**Problem requirements**
Output the full material exactly as it appears here.

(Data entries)
*-*-*

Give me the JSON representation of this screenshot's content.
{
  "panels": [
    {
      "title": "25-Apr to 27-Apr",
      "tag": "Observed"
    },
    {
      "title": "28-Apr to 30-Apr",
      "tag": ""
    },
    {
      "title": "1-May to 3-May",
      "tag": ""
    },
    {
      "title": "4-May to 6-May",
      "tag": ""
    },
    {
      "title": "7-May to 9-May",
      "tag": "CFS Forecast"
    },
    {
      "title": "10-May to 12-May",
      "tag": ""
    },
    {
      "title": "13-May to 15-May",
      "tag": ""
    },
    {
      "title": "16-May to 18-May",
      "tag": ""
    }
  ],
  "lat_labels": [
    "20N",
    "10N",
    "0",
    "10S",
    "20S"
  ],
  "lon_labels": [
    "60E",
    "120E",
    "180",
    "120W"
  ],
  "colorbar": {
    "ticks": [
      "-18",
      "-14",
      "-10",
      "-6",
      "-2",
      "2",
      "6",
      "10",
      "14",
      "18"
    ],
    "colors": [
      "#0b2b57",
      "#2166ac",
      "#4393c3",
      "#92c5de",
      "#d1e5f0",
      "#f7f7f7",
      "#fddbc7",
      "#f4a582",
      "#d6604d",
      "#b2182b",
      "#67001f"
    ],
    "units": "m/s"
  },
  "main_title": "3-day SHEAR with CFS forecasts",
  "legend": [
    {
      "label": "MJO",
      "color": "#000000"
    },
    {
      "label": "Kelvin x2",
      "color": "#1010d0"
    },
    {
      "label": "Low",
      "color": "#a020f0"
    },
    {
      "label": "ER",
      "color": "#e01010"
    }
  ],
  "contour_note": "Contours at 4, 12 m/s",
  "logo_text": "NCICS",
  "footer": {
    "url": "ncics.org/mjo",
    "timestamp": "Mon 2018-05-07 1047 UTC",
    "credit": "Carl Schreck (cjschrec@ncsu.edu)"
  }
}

*-*-*

**Written response**
Give me the JSON representation of this screenshot's content.
{
  "panels": [
    {
      "title": "25-Apr to 27-Apr",
      "tag": "Observed"
    },
    {
      "title": "28-Apr to 30-Apr",
      "tag": ""
    },
    {
      "title": "1-May to 3-May",
      "tag": ""
    },
    {
      "title": "4-May to 6-May",
      "tag": ""
    },
    {
      "title": "7-May to 9-May",
      "tag": "CFS Forecast"
    },
    {
      "title": "10-May to 12-May",
      "tag": ""
    },
    {
      "title": "13-May to 15-May",
      "tag": ""
    },
    {
      "title": "16-May to 18-May",
      "tag": ""
    }
  ],
  "lat_labels": [
    "20N",
    "10N",
    "0",
    "10S",
    "20S"
  ],
  "lon_labels": [
    "60E",
    "120E",
    "180",
    "120W"
  ],
  "colorbar": {
    "ticks": [
      "-18",
      "-14",
      "-10",
      "-6",
      "-2",
      "2",
      "6",
      "10",
      "14",
      "18"
    ],
    "colors": [
      "#0b2b57",
      "#2166ac",
      "#4393c3",
      "#92c5de",
      "#d1e5f0",
      "#f7f7f7",
      "#fddbc7",
      "#f4a582",
      "#d6604d",
      "#b2182b",
      "#67001f"
    ],
    "units": "m/s"
  },
  "main_title": "3-day SHEAR with CFS forecasts",
  "legend": [
    {
      "label": "MJO",
      "color": "#000000"
    },
    {
      "label": "Kelvin x2",
      "color": "#1010d0"
    },
    {
      "label": "Low",
      "color": "#a020f0"
    },
    {
      "label": "ER",
      "color": "#e01010"
    }
  ],
  "contour_note": "Contours at 4, 12 m/s",
  "logo_text": "NCICS",
  "footer": {
    "url": "ncics.org/mjo",
    "timestamp": "Mon 2018-05-07 1047 UTC",
    "credit": "Carl Schreck (cjschrec@ncsu.edu)"
  }
}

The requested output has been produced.